- _STATED GOAL_: Copy out every record below with complete accuracy.

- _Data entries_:
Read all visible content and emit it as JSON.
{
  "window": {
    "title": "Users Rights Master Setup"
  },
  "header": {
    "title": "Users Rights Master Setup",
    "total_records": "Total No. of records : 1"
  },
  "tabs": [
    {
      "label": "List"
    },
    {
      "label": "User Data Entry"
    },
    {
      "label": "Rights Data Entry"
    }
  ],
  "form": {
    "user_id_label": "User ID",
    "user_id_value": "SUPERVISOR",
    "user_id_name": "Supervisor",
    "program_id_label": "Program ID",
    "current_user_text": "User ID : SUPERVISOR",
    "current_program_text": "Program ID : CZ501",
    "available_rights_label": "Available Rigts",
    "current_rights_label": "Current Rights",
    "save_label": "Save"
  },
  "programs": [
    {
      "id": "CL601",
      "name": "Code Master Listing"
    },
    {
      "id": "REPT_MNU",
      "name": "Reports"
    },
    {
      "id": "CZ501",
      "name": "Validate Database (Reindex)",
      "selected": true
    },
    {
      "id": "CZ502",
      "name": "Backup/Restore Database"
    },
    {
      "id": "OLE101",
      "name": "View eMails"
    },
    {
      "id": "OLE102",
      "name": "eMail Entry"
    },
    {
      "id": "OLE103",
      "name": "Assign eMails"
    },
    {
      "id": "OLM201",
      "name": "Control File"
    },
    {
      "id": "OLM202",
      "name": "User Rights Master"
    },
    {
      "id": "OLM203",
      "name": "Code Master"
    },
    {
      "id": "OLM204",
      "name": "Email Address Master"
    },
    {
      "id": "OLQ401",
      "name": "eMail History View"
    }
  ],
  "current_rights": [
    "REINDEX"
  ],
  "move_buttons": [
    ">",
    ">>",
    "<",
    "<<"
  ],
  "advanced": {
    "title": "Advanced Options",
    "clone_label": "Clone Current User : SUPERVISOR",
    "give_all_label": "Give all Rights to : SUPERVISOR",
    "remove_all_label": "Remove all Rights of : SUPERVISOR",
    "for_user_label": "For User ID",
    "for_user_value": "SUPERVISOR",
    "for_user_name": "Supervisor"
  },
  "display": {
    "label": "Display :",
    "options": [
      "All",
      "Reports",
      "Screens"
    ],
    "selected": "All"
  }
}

- _EXERCISE ANSWER_:
Read all visible content and emit it as JSON.
{
  "window": {
    "title": "Users Rights Master Setup"
  },
  "header": {
    "title": "Users Rights Master Setup",
    "total_records": "Total No. of records : 1"
  },
  "tabs": [
    {
      "label": "List"
    },
    {
      "label": "User Data Entry"
    },
    {
      "label": "Rights Data Entry"
    }
  ],
  "form": {
    "user_id_label": "User ID",
    "user_id_value": "SUPERVISOR",
    "user_id_name": "Supervisor",
    "program_id_label": "Program ID",
    "current_user_text": "User ID : SUPERVISOR",
    "current_program_text": "Program ID : CZ501",
    "available_rights_label": "Available Rigts",
    "current_rights_label": "Current Rights",
    "save_label": "Save"
  },
  "programs": [
    {
      "id": "CL601",
      "name": "Code Master Listing"
    },
    {
      "id": "REPT_MNU",
      "name": "Reports"
    },
    {
      "id": "CZ501",
      "name": "Validate Database (Reindex)",
      "selected": true
    },
    {
      "id": "CZ502",
      "name": "Backup/Restore Database"
    },
    {
      "id": "OLE101",
      "name": "View eMails"
    },
    {
      "id": "OLE102",
      "name": "eMail Entry"
    },
    {
      "id": "OLE103",
      "name": "Assign eMails"
    },
    {
      "id": "OLM201",
      "name": "Control File"
    },
    {
      "id": "OLM202",
      "name": "User Rights Master"
    },
    {
      "id": "OLM203",
      "name": "Code Master"
    },
    {
      "id": "OLM204",
      "name": "Email Address Master"
    },
    {
      "id": "OLQ401",
      "name": "eMail History View"
    }
  ],
  "current_rights": [
    "REINDEX"
  ],
  "move_buttons": [
    ">",
    ">>",
    "<",
    "<<"
  ],
  "advanced": {
    "title": "Advanced Options",
    "clone_label": "Clone Current User : SUPERVISOR",
    "give_all_label": "Give all Rights to : SUPERVISOR",
    "remove_all_label": "Remove all Rights of : SUPERVISOR",
    "for_user_label": "For User ID",
    "for_user_value": "SUPERVISOR",
    "for_user_name": "Supervisor"
  },
  "display": {
    "label": "Display :",
    "options": [
      "All",
      "Reports",
      "Screens"
    ],
    "selected": "All"
  }
}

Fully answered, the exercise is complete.